Source document.
****************************************

Story & Prose
Story & Prose Podcast
How to make your book give readers all the feels
0:00
-11:40

How to make your book give readers all the feels

Hint: Do it like Pixar does it

Over the weekend my husband and I took the kids to see the new Inside Out movie. And, as expected given it’s Pixar and a movie about emotions, it gave us all the feels.

Pixar is a powerhouse of storytelling, and not just because they are filmmakers and are working with a more visual medium.

Over and over again, their stories win the hearts and minds of millions of young and the young at heart. As a story student and teacher, and a writer, I found myself asking how. What about this movie—and so many of their others—bring us to tears?

You could argue that all the magic is explained in these, Pixar’s 22 Rules for Storytelling, but I want to zoom out for a second and look at their finished products, starting with Inside Out because it’s fresh in my mind. The four things I think make Pixar flicks so moving are: They go deep; their characters are flawed and lovable; their worlds are vivid, detailed, and organic; and they perfectly marry the inside and outside worlds.

****************************************

Required work.
(a) Print the passage of the post about Pixar storytelling that runs from "Over the weekend" up to and including "more visual medium.".
(b) Write the next part of the post about Pixar storytelling, starting right after its last sentence.

Stored data.

****************************************

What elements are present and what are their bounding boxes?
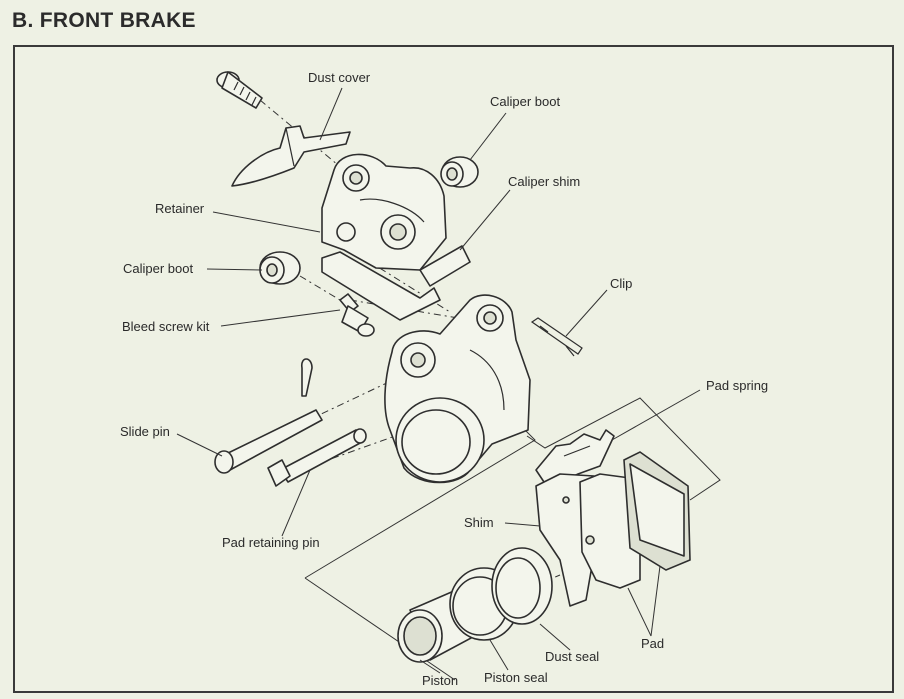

****************************************

Results for the exercise.
(a)
Over the weekend my husband and I took the kids to see the new Inside Out movie. And, as expected given it’s Pixar and a movie about emotions, it gave us all the feels.

Pixar is a powerhouse of storytelling, and not just because they are filmmakers and are working with a more visual medium.

(b)
1. They go deep

From Toy Story to Up to WALL-E to Elemental and Inside Out, these writers are unabashedly afraid at looking at the tough parts of life:

The loneliness in WALL-E…

The weight of a family’s expectations in Elemental…

The fear of being replaced or forgotten in Toy Story…

Grief in Up…

And belonging and fear in Inside Out…

Each of these stories digs so deep into the darker—or rather, harder--parts of the human experiences. Though they balance it all out with fun characters and humor, there is, at the heart of each of these movies, something profound and meaningful and relatable. And many of the stories aren’t even driven by human characters! They’re toys or elements, or emotions, or robots, or fish (Finding Nemo). And yet they feel like they are humans. They know what it means to feel like they’re letting someone down, they know what it means to love, to be lonely, to fear change and the unknown.

The first Inside Out movie dealt with a young pre-teen who had to deal with the pain of moving across the country, and in the second, she had to deal with the pressures of securing her place on her new hockey team while anxiety crippled her. Pixar movies aren’t always easy, but they are true. They are real. They say something meaningful about life and how to deal with the tough stuff.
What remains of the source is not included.